> PROBLEM REQUIREMENTS
Could you reproduce the items, unchanged, from the first line through the line that contains "591, 366, 607]", including both of those lines?

> DATA ENTRIES
-------

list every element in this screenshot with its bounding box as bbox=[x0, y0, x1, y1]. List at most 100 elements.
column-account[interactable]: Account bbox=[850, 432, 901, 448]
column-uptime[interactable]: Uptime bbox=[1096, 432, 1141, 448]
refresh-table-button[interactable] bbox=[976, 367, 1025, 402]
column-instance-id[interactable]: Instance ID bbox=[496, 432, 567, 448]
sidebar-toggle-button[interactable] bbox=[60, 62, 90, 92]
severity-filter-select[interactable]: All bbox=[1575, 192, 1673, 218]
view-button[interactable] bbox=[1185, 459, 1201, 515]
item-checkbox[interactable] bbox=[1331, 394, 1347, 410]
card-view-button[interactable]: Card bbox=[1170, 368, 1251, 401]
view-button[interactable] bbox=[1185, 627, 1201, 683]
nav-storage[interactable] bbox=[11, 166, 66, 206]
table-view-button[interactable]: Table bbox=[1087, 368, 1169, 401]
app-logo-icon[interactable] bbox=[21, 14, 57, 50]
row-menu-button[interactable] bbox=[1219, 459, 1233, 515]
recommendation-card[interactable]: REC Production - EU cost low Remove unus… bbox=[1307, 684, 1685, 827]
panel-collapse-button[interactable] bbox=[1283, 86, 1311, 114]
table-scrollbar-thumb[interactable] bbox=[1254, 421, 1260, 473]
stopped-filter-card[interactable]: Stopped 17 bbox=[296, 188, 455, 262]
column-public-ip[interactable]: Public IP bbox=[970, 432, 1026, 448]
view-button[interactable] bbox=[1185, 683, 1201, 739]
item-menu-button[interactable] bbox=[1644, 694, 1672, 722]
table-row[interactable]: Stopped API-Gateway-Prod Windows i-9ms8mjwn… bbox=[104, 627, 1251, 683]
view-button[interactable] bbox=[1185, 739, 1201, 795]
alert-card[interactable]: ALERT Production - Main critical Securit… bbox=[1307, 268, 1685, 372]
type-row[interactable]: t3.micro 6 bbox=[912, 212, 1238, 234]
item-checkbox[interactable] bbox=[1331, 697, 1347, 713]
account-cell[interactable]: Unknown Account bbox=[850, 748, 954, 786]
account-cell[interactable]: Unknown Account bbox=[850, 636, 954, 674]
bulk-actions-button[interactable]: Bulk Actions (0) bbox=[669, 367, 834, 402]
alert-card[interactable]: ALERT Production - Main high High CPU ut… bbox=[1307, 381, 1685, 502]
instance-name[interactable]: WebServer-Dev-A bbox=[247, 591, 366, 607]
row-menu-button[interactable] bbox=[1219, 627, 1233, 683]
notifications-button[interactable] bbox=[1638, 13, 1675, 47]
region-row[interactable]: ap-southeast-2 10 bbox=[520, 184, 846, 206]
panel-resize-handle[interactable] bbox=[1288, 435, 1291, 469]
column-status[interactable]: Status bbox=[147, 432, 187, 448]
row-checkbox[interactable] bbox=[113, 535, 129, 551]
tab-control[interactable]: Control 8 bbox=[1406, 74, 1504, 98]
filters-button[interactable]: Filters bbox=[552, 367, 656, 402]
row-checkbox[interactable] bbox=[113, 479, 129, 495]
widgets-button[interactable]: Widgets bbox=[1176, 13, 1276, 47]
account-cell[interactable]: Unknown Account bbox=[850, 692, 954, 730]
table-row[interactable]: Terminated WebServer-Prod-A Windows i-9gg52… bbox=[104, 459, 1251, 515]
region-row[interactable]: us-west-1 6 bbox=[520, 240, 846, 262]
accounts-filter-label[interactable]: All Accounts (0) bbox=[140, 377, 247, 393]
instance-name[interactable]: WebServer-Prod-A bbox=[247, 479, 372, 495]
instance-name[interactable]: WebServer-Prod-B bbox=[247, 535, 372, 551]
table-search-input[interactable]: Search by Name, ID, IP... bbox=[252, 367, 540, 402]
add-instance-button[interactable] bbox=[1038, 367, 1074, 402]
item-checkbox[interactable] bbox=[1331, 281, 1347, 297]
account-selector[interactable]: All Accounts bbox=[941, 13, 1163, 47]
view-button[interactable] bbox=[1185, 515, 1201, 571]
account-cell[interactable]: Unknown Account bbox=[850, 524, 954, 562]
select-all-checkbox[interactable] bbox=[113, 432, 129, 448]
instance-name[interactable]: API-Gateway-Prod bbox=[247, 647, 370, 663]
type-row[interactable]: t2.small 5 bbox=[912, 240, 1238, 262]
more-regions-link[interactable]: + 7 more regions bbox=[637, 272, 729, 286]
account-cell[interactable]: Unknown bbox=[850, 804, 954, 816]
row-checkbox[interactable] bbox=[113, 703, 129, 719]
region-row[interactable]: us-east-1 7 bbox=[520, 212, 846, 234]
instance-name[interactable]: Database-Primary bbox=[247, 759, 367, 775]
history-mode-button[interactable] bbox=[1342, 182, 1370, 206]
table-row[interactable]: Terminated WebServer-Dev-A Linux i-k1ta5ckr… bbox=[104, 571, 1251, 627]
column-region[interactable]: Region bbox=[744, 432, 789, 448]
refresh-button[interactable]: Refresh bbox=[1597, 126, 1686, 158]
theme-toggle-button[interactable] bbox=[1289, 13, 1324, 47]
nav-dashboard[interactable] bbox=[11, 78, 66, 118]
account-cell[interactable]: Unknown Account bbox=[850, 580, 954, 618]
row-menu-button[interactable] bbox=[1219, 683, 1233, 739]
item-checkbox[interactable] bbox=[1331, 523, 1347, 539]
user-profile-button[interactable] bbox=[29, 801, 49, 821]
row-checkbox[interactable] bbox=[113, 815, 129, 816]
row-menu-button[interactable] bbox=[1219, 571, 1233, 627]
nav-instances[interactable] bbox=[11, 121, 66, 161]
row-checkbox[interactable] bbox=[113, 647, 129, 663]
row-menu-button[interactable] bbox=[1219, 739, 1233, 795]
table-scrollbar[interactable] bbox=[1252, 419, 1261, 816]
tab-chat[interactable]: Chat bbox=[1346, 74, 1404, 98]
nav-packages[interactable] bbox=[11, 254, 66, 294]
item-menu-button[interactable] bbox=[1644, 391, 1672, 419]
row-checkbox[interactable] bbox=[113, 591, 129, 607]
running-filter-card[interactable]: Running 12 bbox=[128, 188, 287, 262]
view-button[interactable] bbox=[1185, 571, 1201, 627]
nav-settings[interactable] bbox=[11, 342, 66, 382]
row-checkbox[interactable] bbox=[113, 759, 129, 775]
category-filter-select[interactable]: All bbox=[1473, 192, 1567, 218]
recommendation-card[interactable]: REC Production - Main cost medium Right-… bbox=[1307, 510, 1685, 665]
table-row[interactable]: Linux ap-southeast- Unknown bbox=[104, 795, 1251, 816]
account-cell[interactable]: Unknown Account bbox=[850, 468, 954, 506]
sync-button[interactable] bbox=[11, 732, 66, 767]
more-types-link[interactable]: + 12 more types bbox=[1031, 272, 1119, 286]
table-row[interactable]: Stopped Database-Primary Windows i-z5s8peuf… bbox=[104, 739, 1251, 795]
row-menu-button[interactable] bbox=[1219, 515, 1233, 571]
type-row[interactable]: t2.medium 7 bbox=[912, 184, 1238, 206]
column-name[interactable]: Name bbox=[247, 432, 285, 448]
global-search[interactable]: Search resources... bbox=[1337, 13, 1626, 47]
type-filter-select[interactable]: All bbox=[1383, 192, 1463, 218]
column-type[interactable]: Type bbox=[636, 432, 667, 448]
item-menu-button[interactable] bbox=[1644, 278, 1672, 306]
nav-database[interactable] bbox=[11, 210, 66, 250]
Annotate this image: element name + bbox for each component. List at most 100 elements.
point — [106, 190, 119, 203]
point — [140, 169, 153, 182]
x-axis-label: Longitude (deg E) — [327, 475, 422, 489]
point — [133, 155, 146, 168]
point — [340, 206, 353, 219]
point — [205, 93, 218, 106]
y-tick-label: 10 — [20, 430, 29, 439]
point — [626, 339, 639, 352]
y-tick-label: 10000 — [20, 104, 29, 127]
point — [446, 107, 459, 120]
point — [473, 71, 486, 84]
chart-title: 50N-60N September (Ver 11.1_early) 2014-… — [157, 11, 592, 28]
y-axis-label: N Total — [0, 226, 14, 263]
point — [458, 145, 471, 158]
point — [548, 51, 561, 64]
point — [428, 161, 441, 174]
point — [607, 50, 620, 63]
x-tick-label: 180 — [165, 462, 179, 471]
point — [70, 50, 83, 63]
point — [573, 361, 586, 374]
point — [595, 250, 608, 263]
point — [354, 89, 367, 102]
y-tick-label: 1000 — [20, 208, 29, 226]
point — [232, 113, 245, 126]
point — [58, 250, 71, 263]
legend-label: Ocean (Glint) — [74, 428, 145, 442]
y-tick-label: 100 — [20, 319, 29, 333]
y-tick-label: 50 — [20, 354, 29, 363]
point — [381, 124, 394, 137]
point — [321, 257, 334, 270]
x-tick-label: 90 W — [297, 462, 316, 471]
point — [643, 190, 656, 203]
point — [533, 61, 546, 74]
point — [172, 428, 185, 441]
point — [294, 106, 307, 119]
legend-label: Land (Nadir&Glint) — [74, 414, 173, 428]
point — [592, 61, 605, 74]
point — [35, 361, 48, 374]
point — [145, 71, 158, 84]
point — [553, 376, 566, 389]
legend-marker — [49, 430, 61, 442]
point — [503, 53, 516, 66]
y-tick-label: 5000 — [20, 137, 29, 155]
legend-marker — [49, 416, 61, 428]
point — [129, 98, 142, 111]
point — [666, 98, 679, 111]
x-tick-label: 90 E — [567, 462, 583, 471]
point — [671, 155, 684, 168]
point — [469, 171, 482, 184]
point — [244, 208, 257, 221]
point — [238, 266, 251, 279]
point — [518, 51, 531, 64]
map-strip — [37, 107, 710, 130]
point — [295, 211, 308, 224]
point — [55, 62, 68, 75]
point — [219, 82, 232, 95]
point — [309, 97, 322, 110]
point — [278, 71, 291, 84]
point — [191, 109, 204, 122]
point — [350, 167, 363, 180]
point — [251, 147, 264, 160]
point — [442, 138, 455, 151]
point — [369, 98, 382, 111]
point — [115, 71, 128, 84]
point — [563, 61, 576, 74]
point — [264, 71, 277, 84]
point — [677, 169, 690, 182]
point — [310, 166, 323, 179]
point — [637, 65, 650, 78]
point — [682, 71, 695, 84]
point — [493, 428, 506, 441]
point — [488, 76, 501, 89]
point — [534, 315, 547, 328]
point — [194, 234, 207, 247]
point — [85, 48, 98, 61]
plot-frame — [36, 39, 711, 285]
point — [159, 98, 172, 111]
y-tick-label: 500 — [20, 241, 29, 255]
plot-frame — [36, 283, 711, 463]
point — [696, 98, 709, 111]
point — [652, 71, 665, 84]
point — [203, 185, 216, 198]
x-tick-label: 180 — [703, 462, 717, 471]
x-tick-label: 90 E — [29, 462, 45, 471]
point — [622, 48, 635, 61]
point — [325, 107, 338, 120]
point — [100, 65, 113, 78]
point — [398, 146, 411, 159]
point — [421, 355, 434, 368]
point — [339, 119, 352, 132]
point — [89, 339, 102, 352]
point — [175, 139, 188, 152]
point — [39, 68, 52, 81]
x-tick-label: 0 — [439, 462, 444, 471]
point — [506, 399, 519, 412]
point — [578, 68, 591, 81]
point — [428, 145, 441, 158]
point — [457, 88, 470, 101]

-------

> THE COMPLETED TASK
list every element in this screenshot with its bounding box as bbox=[x0, y0, x1, y1]. List at most 100 elements.
column-account[interactable]: Account bbox=[850, 432, 901, 448]
column-uptime[interactable]: Uptime bbox=[1096, 432, 1141, 448]
refresh-table-button[interactable] bbox=[976, 367, 1025, 402]
column-instance-id[interactable]: Instance ID bbox=[496, 432, 567, 448]
sidebar-toggle-button[interactable] bbox=[60, 62, 90, 92]
severity-filter-select[interactable]: All bbox=[1575, 192, 1673, 218]
view-button[interactable] bbox=[1185, 459, 1201, 515]
item-checkbox[interactable] bbox=[1331, 394, 1347, 410]
card-view-button[interactable]: Card bbox=[1170, 368, 1251, 401]
view-button[interactable] bbox=[1185, 627, 1201, 683]
nav-storage[interactable] bbox=[11, 166, 66, 206]
table-view-button[interactable]: Table bbox=[1087, 368, 1169, 401]
app-logo-icon[interactable] bbox=[21, 14, 57, 50]
row-menu-button[interactable] bbox=[1219, 459, 1233, 515]
recommendation-card[interactable]: REC Production - EU cost low Remove unus… bbox=[1307, 684, 1685, 827]
panel-collapse-button[interactable] bbox=[1283, 86, 1311, 114]
table-scrollbar-thumb[interactable] bbox=[1254, 421, 1260, 473]
stopped-filter-card[interactable]: Stopped 17 bbox=[296, 188, 455, 262]
column-public-ip[interactable]: Public IP bbox=[970, 432, 1026, 448]
view-button[interactable] bbox=[1185, 683, 1201, 739]
item-menu-button[interactable] bbox=[1644, 694, 1672, 722]
table-row[interactable]: Stopped API-Gateway-Prod Windows i-9ms8mjwn… bbox=[104, 627, 1251, 683]
view-button[interactable] bbox=[1185, 739, 1201, 795]
alert-card[interactable]: ALERT Production - Main critical Securit… bbox=[1307, 268, 1685, 372]
type-row[interactable]: t3.micro 6 bbox=[912, 212, 1238, 234]
item-checkbox[interactable] bbox=[1331, 697, 1347, 713]
account-cell[interactable]: Unknown Account bbox=[850, 748, 954, 786]
account-cell[interactable]: Unknown Account bbox=[850, 636, 954, 674]
bulk-actions-button[interactable]: Bulk Actions (0) bbox=[669, 367, 834, 402]
alert-card[interactable]: ALERT Production - Main high High CPU ut… bbox=[1307, 381, 1685, 502]
instance-name[interactable]: WebServer-Dev-A bbox=[247, 591, 366, 607]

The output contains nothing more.